**Goal of the exercise**
Gather all lines in the data that hold the string "targets".

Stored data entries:

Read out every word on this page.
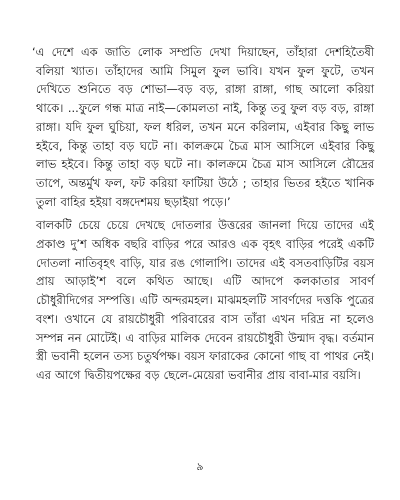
‘এ দেশে এক জাতি লোক সম্প্রতি দেখা দিয়াছেন, তাঁহারা দেশহিতৈষী বলিয়া খ্যাত। তাঁহাদের আমি সিমুল ফুল ভাবি। যখন ফুল ফুটে, তখন দেখিতে শুনিতে বড় শোভা—বড় বড়, রাঙ্গা রাঙ্গা, গাছ আলো করিয়া থাকে। ...ফুলে গন্ধ মাত্র নাই—কোমলতা নাই, কিন্তু তবু ফুল বড় বড়, রাঙ্গা রাঙ্গা। যদি ফুল ঘুচিয়া, ফল ধরিল, তখন মনে করিলাম, এইবার কিছু লাভ হইবে, কিন্তু তাহা বড় ঘটে না। কালক্রমে চৈত্র মাস আসিলে এইবার কিছু লাভ হইবে। কিন্তু তাহা বড় ঘটে না। কালক্রমে চৈত্র মাস আসিলে রৌদ্রের তাপে, অন্তর্মুখ ফল, ফট করিয়া ফাটিয়া উঠে ; তাহার ভিতর হইতে খানিক তুলা বাহির হইয়া বঙ্গদেশময় ছড়াইয়া পড়ে।’

বালকটি চেয়ে চেয়ে দেখছে দোতলার উত্তরের জানলা দিয়ে তাদের এই প্রকাণ্ড দু’শ অধিক বছরি বাড়ির পরে আরও এক বৃহৎ বাড়ির পরেই একটি দোতলা নাতিবৃহৎ বাড়ি, যার রঙ গোলাপি। তাদের এই বসতবাড়িটির বয়স প্রায় আড়াই’শ বলে কথিত আছে। এটি আদপে কলকাতার সাবর্ণ চৌধুরীদিগের সম্পত্তি। এটি অন্দরমহল। মাঝমহলটি সাবর্ণদের দত্তকি পুত্রের বংশ। ওখানে যে রায়চৌধুরী পরিবারের বাস তাঁরা এখন দরিদ্র না হলেও সম্পন্ন নন মোটেই। এ বাড়ির মালিক দেবেন রায়চৌধুরী উন্মাদ বৃদ্ধ। বর্তমান স্ত্রী ভবানী হলেন তস্য চতুর্থপক্ষ। বয়স ফারাকের কোনো গাছ বা পাথর নেই। এর আগে দ্বিতীয়পক্ষের বড় ছেলে-মেয়েরা ভবানীর প্রায় বাবা-মার বয়সি।

৯
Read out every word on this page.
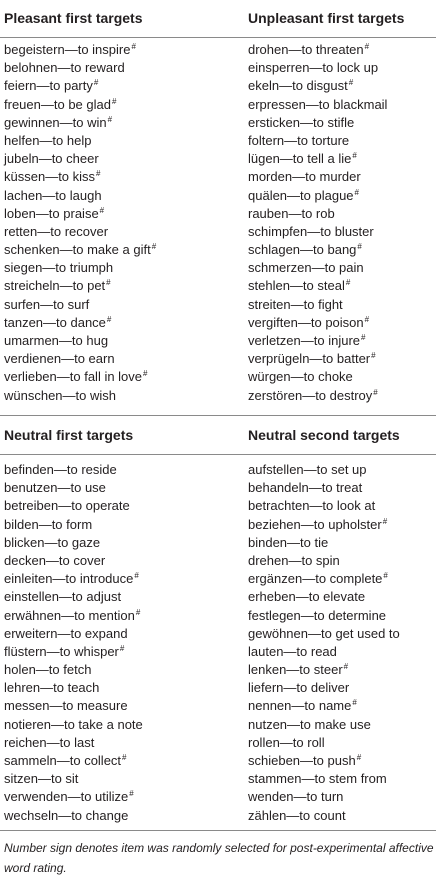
Pleasant first targets
begeistern—to inspire#
belohnen—to reward
feiern—to party#
freuen—to be glad#
gewinnen—to win#
helfen—to help
jubeln—to cheer
küssen—to kiss#
lachen—to laugh
loben—to praise#
retten—to recover
schenken—to make a gift#
siegen—to triumph
streicheln—to pet#
surfen—to surf
tanzen—to dance#
umarmen—to hug
verdienen—to earn
verlieben—to fall in love#
wünschen—to wish
Unpleasant first targets
drohen—to threaten#
einsperren—to lock up
ekeln—to disgust#
erpressen—to blackmail
ersticken—to stifle
foltern—to torture
lügen—to tell a lie#
morden—to murder
quälen—to plague#
rauben—to rob
schimpfen—to bluster
schlagen—to bang#
schmerzen—to pain
stehlen—to steal#
streiten—to fight
vergiften—to poison#
verletzen—to injure#
verprügeln—to batter#
würgen—to choke
zerstören—to destroy#
Neutral first targets
befinden—to reside
benutzen—to use
betreiben—to operate
bilden—to form
blicken—to gaze
decken—to cover
einleiten—to introduce#
einstellen—to adjust
erwähnen—to mention#
erweitern—to expand
flüstern—to whisper#
holen—to fetch
lehren—to teach
messen—to measure
notieren—to take a note
reichen—to last
sammeln—to collect#
sitzen—to sit
verwenden—to utilize#
wechseln—to change
Neutral second targets
aufstellen—to set up
behandeln—to treat
betrachten—to look at
beziehen—to upholster#
binden—to tie
drehen—to spin
ergänzen—to complete#
erheben—to elevate
festlegen—to determine
gewöhnen—to get used to
lauten—to read
lenken—to steer#
liefern—to deliver
nennen—to name#
nutzen—to make use
rollen—to roll
schieben—to push#
stammen—to stem from
wenden—to turn
zählen—to count
Number sign denotes item was randomly selected for post-experimental affective word rating.
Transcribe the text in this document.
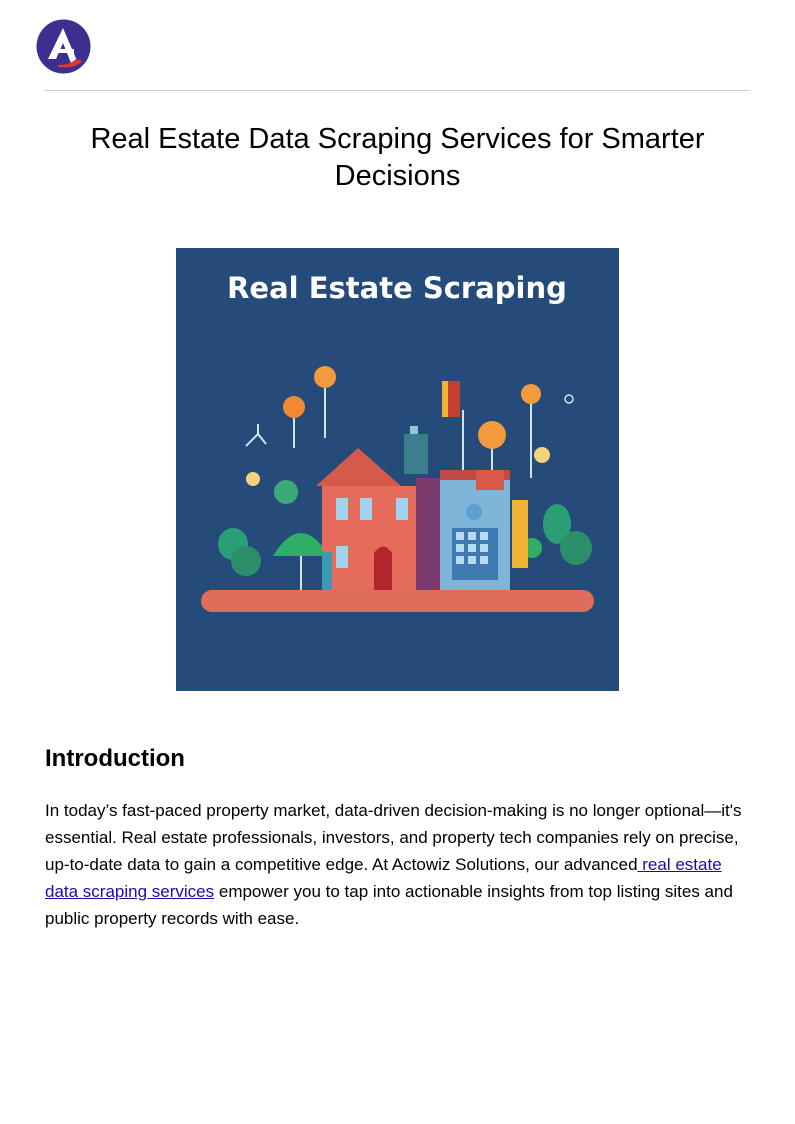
Real Estate Data Scraping Services for Smarter Decisions
Real Estate Scraping
Introduction

In today’s fast-paced property market, data-driven decision-making is no longer optional—it's essential. Real estate professionals, investors, and property tech companies rely on precise, up-to-date data to gain a competitive edge. At Actowiz Solutions, our advanced real estate data scraping services empower you to tap into actionable insights from top listing sites and public property records with ease.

**Finished task**
Pleasant first targets
Unpleasant first targets
Neutral first targets
Neutral second targets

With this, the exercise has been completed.